▶ _TASK TO COMPLETE_
For the entries that follow, tally the lines holding the string "title". Give the total and nothing else.

▶ _RECORDS PROVIDED_
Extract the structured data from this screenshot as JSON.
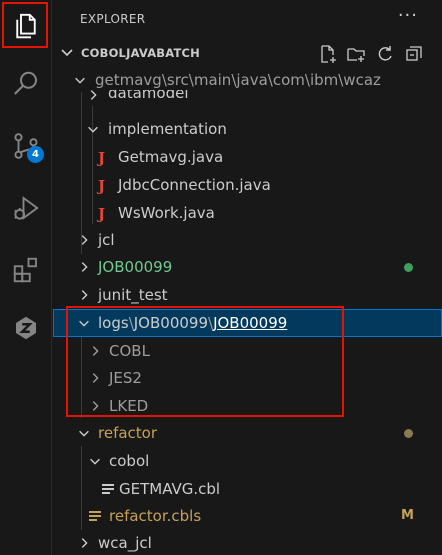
{
  "activity_bar": {
    "items": [
      {
        "name": "explorer-icon",
        "active": true
      },
      {
        "name": "search-icon"
      },
      {
        "name": "source-control-icon",
        "badge": "4"
      },
      {
        "name": "run-debug-icon"
      },
      {
        "name": "extensions-icon"
      },
      {
        "name": "zowe-icon"
      }
    ]
  },
  "sidebar": {
    "title": "EXPLORER",
    "more_actions": "···",
    "section": {
      "title": "COBOLJAVABATCH",
      "tools": [
        "new-file-icon",
        "new-folder-icon",
        "refresh-icon",
        "collapse-all-icon"
      ]
    },
    "tree": {
      "compact_path": "getmavg\\src\\main\\java\\com\\ibm\\wcaz",
      "datamodel": "datamodel",
      "implementation": "implementation",
      "files_java": [
        "Getmavg.java",
        "JdbcConnection.java",
        "WsWork.java"
      ],
      "jcl": "jcl",
      "job": "JOB00099",
      "junit": "junit_test",
      "logs_path": [
        "logs",
        "JOB00099",
        "JOB00099"
      ],
      "logs_children": [
        "COBL",
        "JES2",
        "LKED"
      ],
      "refactor": "refactor",
      "cobol": "cobol",
      "cbl_file": "GETMAVG.cbl",
      "cbls_file": "refactor.cbls",
      "cbls_status": "M",
      "wca_jcl": "wca_jcl"
    },
    "colors": {
      "job_green": "#73c991",
      "modified_gold": "#c5a15a",
      "selection": "#04395e",
      "highlight_red": "#e51400"
    }
  }
}
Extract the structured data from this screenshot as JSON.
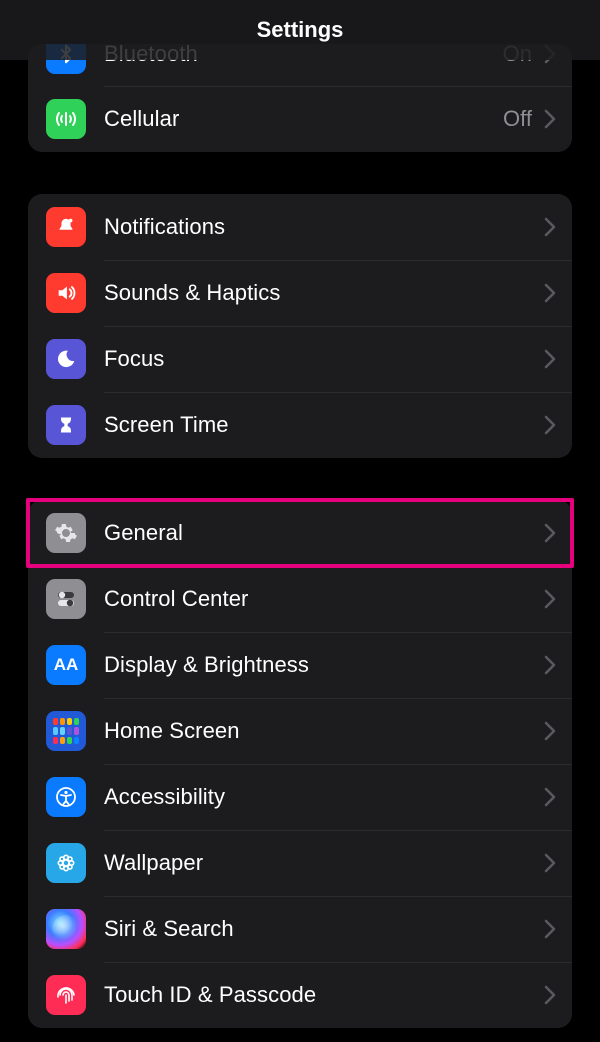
{
  "nav": {
    "title": "Settings"
  },
  "g1": {
    "bluetooth": {
      "label": "Bluetooth",
      "value": "On"
    },
    "cellular": {
      "label": "Cellular",
      "value": "Off"
    }
  },
  "g2": {
    "notifications": {
      "label": "Notifications"
    },
    "sounds": {
      "label": "Sounds & Haptics"
    },
    "focus": {
      "label": "Focus"
    },
    "screentime": {
      "label": "Screen Time"
    }
  },
  "g3": {
    "general": {
      "label": "General"
    },
    "control": {
      "label": "Control Center"
    },
    "display": {
      "label": "Display & Brightness",
      "icon_text": "AA"
    },
    "homescreen": {
      "label": "Home Screen"
    },
    "accessibility": {
      "label": "Accessibility"
    },
    "wallpaper": {
      "label": "Wallpaper"
    },
    "siri": {
      "label": "Siri & Search"
    },
    "touchid": {
      "label": "Touch ID & Passcode"
    }
  },
  "highlight": {
    "target": "general"
  }
}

▶ _FINAL RESULT_
3